--- START Data supplied ---
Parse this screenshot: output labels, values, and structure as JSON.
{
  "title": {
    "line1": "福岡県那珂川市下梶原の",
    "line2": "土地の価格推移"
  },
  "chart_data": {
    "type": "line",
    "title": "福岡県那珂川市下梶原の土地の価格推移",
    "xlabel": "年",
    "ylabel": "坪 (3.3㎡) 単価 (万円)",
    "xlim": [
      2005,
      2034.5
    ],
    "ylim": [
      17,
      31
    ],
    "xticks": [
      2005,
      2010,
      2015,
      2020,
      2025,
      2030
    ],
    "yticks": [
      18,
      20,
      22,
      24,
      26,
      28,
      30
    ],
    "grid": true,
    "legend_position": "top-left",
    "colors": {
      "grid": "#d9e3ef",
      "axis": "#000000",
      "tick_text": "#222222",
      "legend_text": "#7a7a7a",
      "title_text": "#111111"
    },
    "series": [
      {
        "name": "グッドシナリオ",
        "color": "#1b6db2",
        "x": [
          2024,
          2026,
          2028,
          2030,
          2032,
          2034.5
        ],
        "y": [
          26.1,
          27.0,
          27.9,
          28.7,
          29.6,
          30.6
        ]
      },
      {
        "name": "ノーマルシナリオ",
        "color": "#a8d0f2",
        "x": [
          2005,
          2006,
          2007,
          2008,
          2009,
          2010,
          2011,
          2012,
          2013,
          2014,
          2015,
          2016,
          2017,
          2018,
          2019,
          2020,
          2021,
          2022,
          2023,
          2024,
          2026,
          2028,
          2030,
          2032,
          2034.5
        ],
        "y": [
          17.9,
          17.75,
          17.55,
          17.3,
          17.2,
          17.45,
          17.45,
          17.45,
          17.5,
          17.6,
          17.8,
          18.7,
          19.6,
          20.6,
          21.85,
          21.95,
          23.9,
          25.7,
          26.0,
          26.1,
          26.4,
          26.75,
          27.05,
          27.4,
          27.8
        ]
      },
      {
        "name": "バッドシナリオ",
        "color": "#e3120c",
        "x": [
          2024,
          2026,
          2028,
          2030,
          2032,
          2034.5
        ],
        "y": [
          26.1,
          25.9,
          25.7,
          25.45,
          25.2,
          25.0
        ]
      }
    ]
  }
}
--- END Data supplied ---
--- What to do ---
Write the whole listing out again. Keep every line exactly as it is.

--- Output of the task ---
Parse this screenshot: output labels, values, and structure as JSON.
{
  "title": {
    "line1": "福岡県那珂川市下梶原の",
    "line2": "土地の価格推移"
  },
  "chart_data": {
    "type": "line",
    "title": "福岡県那珂川市下梶原の土地の価格推移",
    "xlabel": "年",
    "ylabel": "坪 (3.3㎡) 単価 (万円)",
    "xlim": [
      2005,
      2034.5
    ],
    "ylim": [
      17,
      31
    ],
    "xticks": [
      2005,
      2010,
      2015,
      2020,
      2025,
      2030
    ],
    "yticks": [
      18,
      20,
      22,
      24,
      26,
      28,
      30
    ],
    "grid": true,
    "legend_position": "top-left",
    "colors": {
      "grid": "#d9e3ef",
      "axis": "#000000",
      "tick_text": "#222222",
      "legend_text": "#7a7a7a",
      "title_text": "#111111"
    },
    "series": [
      {
        "name": "グッドシナリオ",
        "color": "#1b6db2",
        "x": [
          2024,
          2026,
          2028,
          2030,
          2032,
          2034.5
        ],
        "y": [
          26.1,
          27.0,
          27.9,
          28.7,
          29.6,
          30.6
        ]
      },
      {
        "name": "ノーマルシナリオ",
        "color": "#a8d0f2",
        "x": [
          2005,
          2006,
          2007,
          2008,
          2009,
          2010,
          2011,
          2012,
          2013,
          2014,
          2015,
          2016,
          2017,
          2018,
          2019,
          2020,
          2021,
          2022,
          2023,
          2024,
          2026,
          2028,
          2030,
          2032,
          2034.5
        ],
        "y": [
          17.9,
          17.75,
          17.55,
          17.3,
          17.2,
          17.45,
          17.45,
          17.45,
          17.5,
          17.6,
          17.8,
          18.7,
          19.6,
          20.6,
          21.85,
          21.95,
          23.9,
          25.7,
          26.0,
          26.1,
          26.4,
          26.75,
          27.05,
          27.4,
          27.8
        ]
      },
      {
        "name": "バッドシナリオ",
        "color": "#e3120c",
        "x": [
          2024,
          2026,
          2028,
          2030,
          2032,
          2034.5
        ],
        "y": [
          26.1,
          25.9,
          25.7,
          25.45,
          25.2,
          25.0
        ]
      }
    ]
  }
}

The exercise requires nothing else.